Records from a dataset

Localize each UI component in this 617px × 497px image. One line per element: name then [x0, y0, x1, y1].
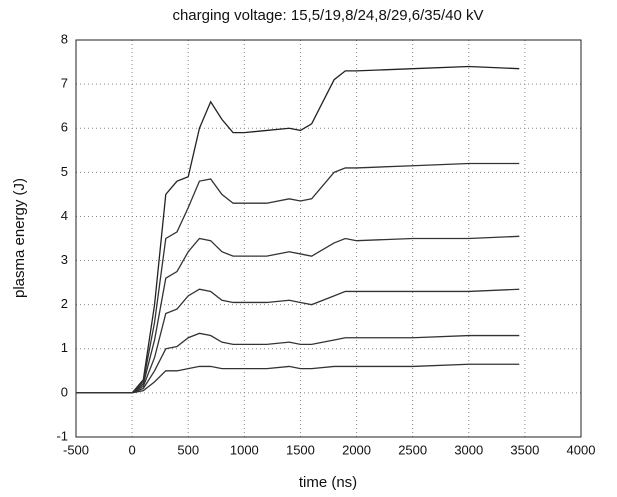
y-tick-label: 0	[61, 384, 68, 399]
series-line	[76, 288, 520, 394]
series-line	[76, 235, 520, 394]
y-tick-label: -1	[56, 428, 68, 443]
y-tick-label: 4	[61, 208, 68, 223]
chart-title: charging voltage: 15,5/19,8/24,8/29,6/35…	[172, 7, 483, 24]
series-line	[76, 363, 520, 394]
x-tick-label: -500	[63, 442, 89, 457]
x-tick-label: 1500	[286, 442, 315, 457]
y-tick-label: 7	[61, 76, 68, 91]
x-tick-label: 2000	[342, 442, 371, 457]
x-tick-label: 1000	[230, 442, 259, 457]
plot-frame	[75, 39, 582, 438]
x-axis-label: time (ns)	[299, 474, 357, 491]
x-tick-label: 4000	[567, 442, 596, 457]
plot-area	[76, 40, 581, 437]
y-axis-label: plasma energy (J)	[11, 178, 28, 298]
y-tick-label: 8	[61, 31, 68, 46]
x-tick-label: 3500	[510, 442, 539, 457]
y-tick-label: 2	[61, 296, 68, 311]
x-tick-label: 500	[177, 442, 199, 457]
series-line	[76, 162, 520, 394]
y-tick-label: 3	[61, 252, 68, 267]
x-tick-label: 0	[128, 442, 135, 457]
y-tick-label: 5	[61, 164, 68, 179]
y-tick-label: 6	[61, 120, 68, 135]
series-line	[76, 65, 520, 394]
x-tick-label: 3000	[454, 442, 483, 457]
x-tick-label: 2500	[398, 442, 427, 457]
y-tick-label: 1	[61, 340, 68, 355]
series-line	[76, 332, 520, 394]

> [Requirements] Rewrite the records as a JSON list of strings, one string per line and blank lines left out. Omit the pictures from the answer.

> [Task solution]
[
  "Localize each UI component in this 617px × 497px image. One line per element: name then [x0, y0, x1, y1].",
  "y-tick-label: 0\t[61, 384, 68, 399]",
  "series-line\t[76, 288, 520, 394]",
  "series-line\t[76, 235, 520, 394]",
  "y-tick-label: -1\t[56, 428, 68, 443]",
  "y-tick-label: 4\t[61, 208, 68, 223]",
  "chart-title: charging voltage: 15,5/19,8/24,8/29,6/35…\t[172, 7, 483, 24]",
  "series-line\t[76, 363, 520, 394]",
  "x-tick-label: -500\t[63, 442, 89, 457]",
  "x-tick-label: 1500\t[286, 442, 315, 457]",
  "y-tick-label: 7\t[61, 76, 68, 91]",
  "x-tick-label: 2000\t[342, 442, 371, 457]",
  "x-tick-label: 1000\t[230, 442, 259, 457]",
  "plot-frame\t[75, 39, 582, 438]",
  "x-axis-label: time (ns)\t[299, 474, 357, 491]",
  "x-tick-label: 4000\t[567, 442, 596, 457]",
  "plot-area\t[76, 40, 581, 437]",
  "y-axis-label: plasma energy (J)\t[11, 178, 28, 298]",
  "y-tick-label: 8\t[61, 31, 68, 46]",
  "x-tick-label: 3500\t[510, 442, 539, 457]",
  "y-tick-label: 2\t[61, 296, 68, 311]",
  "x-tick-label: 500\t[177, 442, 199, 457]",
  "series-line\t[76, 162, 520, 394]",
  "y-tick-label: 3\t[61, 252, 68, 267]",
  "x-tick-label: 0\t[128, 442, 135, 457]",
  "y-tick-label: 5\t[61, 164, 68, 179]",
  "y-tick-label: 6\t[61, 120, 68, 135]",
  "series-line\t[76, 65, 520, 394]",
  "x-tick-label: 3000\t[454, 442, 483, 457]",
  "x-tick-label: 2500\t[398, 442, 427, 457]",
  "y-tick-label: 1\t[61, 340, 68, 355]",
  "series-line\t[76, 332, 520, 394]"
]